The Seven Laws of Developer Testing

The case for practicing developer testing is very compelling but, as I have already mentioned, starting and running a successful developer testing program is easier said than done. However, it can be done.

In the past three years, I have had the opportunity to observe and talk to dozens of software development organizations and individuals about their experiences with developer testing. On top of that, I have personally started and managed developer testing programs during my tenure at Google as Director of Engineering and, of course, at Agitar as VP of Engineering. From all these experiences, I have distilled seven basic laws that must be followed in order to have a successful, efficient and effective developer testing program. These are:

1. Law of Management Commitment;
2. Law of Team Buy-In;
3. Law of Metrics;
4. Law of Targets;
5. Law of Training and Coaching;
6. Law of Automation; and
7. Law of Failure.

Let us go through each of these laws in detail.

Law of Management Commitment

A successful developer testing practice requires initial and ongoing management support and commitment.

The practice of developer testing requires an initial dose of courage, conviction and investment to get started, and an ongoing dose of the same to keep it going successfully. I have seen developer testing programs succeed without the team’s management as the driving force, but I have not seen any of them succeed without at least a strong dose of management support. If management does not believe in the benefits of developer testing, they are not going to be very supportive of engineers wasting time writing tests when they should be coding more features. Management commitment to developer testing should be evident through the following:

· Clear, visible and tangible support of the developer testing effort: This can take many forms – having a kick-off meeting, working with the team to select the proper metrics and objectives for the effort, reviewing and publicizing the team’s progress against those targets, celebrations and awards when major milestones are reached, etc. The important thing is to let the entire team know that the organization is serious about developer testing and committed to making it work; and
· Willingness, courage and conviction to invest time and resources to ensure that the effort succeeds: Time invested in a well planned developer testing effort will pay handsome dividends, but at the beginning it requires some faith and courage to take time away from the development schedule to train the team, set up the developer testing framework and go through the initial learning curve.

Management commitment is essential but not sufficient. The rest of the team must buy in, which leads us to the second law.

Law of Team Buy-In

A successful developer testing practice requires full team buy-in.

Management commitment is necessary, but not sufficient. Even if the team’s management is 100% sold on the idea of developer testing, and willing to commit and make the necessary investment, training, etc., the program will not succeed if the rest of the team, or at least most of the team (and especially the thought leaders), is not onboard.

This law is obvious and does not require much explanation. However, one of the most common and major challenges is having the team’s management and leaders show commitment to developer testing while many developers are skeptical or downright hostile to the idea. One of my favorite quotes is: “As developers, we successfully avoided having to do testing for decades. I don’t see why we should start now.” A major culprit for this lack of motivation is that, historically, poor code quality has not affected developers as much as managers; I have never seen developers fired for poor quality software or a late delivery, but I have seen their managers fired for those reasons.

● DATA SEGMENT:
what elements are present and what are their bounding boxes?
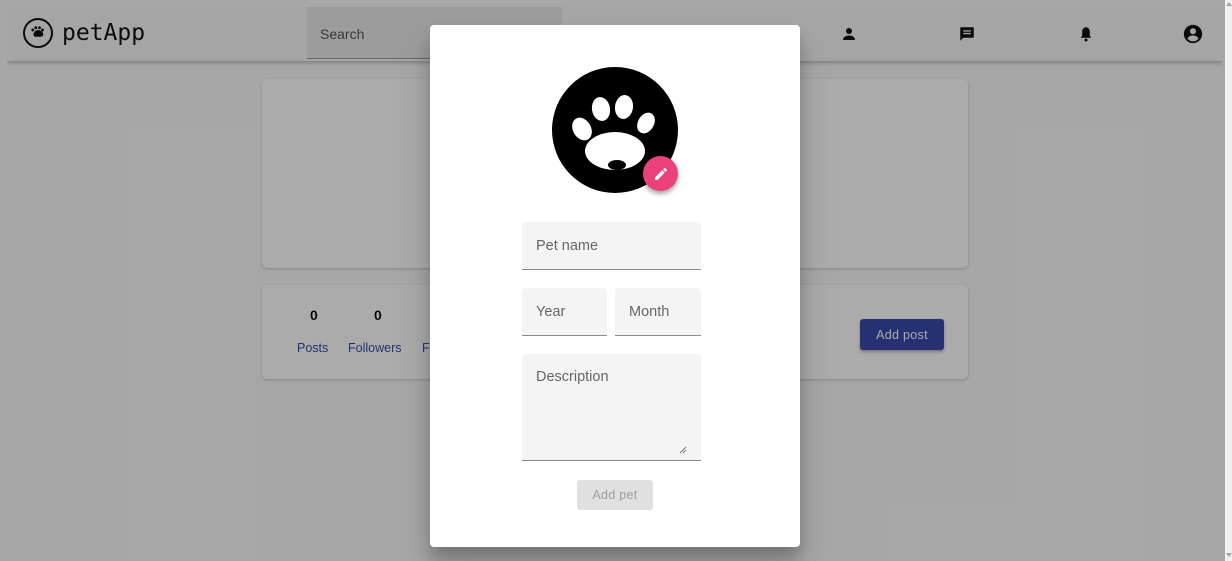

● INSTRUCTION: In the article on the laws of developer testing, write out the passage starting at "The case for" and ending at "can be done.", changing "compelling" to "persuasive".

● FULL SOLUTION:
The case for practicing developer testing is very persuasive but, as I have already mentioned, starting and running a successful developer testing program is easier said than done. However, it can be done.